## What needs to be done
Exactly and only the lines from the one with "What does this" through the end of the listing are to be transcribed, both ends included.

══════

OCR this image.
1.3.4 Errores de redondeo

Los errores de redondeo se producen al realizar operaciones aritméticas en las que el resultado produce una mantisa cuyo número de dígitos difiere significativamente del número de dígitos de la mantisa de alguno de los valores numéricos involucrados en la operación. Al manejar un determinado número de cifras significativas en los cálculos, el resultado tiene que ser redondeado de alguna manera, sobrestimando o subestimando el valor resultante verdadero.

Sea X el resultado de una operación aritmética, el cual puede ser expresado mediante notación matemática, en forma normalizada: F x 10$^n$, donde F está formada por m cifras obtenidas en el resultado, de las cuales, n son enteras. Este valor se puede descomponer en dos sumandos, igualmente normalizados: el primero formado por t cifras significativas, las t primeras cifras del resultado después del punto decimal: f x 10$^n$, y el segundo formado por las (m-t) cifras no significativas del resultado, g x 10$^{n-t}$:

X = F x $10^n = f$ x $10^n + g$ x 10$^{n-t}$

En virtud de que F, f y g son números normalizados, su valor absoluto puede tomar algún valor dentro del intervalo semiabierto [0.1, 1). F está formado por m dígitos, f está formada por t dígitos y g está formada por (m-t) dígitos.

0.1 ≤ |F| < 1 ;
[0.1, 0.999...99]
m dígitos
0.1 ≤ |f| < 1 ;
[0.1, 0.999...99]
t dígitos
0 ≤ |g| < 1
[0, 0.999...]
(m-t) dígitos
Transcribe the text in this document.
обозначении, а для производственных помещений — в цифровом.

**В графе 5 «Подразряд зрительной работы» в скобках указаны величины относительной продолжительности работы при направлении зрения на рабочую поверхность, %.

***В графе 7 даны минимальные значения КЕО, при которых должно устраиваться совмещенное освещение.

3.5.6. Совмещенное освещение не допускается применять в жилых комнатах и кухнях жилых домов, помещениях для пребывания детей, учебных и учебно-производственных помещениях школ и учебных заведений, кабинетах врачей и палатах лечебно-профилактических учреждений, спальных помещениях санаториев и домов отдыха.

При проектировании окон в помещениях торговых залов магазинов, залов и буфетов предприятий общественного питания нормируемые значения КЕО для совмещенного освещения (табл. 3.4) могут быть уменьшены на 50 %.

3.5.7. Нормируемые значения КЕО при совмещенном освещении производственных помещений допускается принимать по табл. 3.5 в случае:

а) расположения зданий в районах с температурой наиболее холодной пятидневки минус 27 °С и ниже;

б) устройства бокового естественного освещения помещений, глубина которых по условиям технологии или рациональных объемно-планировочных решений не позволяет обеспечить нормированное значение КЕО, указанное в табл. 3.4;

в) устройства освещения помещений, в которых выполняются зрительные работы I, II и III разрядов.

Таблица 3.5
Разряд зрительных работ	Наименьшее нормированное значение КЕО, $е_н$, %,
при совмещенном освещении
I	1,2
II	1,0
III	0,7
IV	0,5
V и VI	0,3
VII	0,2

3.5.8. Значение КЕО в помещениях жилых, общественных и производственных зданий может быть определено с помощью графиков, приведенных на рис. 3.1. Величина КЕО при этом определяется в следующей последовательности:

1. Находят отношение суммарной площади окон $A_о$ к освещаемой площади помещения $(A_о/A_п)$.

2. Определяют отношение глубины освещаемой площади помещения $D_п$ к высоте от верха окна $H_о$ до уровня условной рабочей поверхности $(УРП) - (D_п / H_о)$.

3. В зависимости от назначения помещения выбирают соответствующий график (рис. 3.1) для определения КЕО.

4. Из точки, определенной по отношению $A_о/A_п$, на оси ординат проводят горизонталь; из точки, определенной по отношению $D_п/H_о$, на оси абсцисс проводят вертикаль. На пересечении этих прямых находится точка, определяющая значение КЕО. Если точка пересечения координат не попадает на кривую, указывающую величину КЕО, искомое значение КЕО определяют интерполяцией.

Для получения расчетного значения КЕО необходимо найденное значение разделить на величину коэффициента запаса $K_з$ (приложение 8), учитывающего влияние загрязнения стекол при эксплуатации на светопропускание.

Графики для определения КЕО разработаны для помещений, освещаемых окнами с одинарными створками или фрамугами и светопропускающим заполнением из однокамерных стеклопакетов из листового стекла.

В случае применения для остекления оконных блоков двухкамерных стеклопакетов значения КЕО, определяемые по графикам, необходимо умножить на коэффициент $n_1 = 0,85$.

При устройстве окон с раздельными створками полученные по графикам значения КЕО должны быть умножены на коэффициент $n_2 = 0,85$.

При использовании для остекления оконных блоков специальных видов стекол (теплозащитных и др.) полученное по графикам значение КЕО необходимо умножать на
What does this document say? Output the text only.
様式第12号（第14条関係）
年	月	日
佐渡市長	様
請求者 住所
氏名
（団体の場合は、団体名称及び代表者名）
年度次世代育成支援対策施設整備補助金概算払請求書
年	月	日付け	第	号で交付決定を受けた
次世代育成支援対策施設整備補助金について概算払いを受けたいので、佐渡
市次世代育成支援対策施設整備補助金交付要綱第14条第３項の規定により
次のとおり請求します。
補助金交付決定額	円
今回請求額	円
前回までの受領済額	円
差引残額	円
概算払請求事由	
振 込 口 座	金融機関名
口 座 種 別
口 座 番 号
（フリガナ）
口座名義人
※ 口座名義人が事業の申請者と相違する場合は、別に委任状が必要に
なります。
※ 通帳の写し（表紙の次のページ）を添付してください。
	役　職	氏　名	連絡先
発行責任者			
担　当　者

══════

## Response for this exercise
What does this document say? Output the text only.
様式第12号（第14条関係）
年	月	日
佐渡市長	様
請求者 住所
氏名
（団体の場合は、団体名称及び代表者名）
年度次世代育成支援対策施設整備補助金概算払請求書
年	月	日付け	第	号で交付決定を受けた
次世代育成支援対策施設整備補助金について概算払いを受けたいので、佐渡
市次世代育成支援対策施設整備補助金交付要綱第14条第３項の規定により
次のとおり請求します。
補助金交付決定額	円
今回請求額	円
前回までの受領済額	円
差引残額	円
概算払請求事由	
振 込 口 座	金融機関名
口 座 種 別
口 座 番 号
（フリガナ）
口座名義人
※ 口座名義人が事業の申請者と相違する場合は、別に委任状が必要に
なります。
※ 通帳の写し（表紙の次のページ）を添付してください。
	役　職	氏　名	連絡先
発行責任者			
担　当　者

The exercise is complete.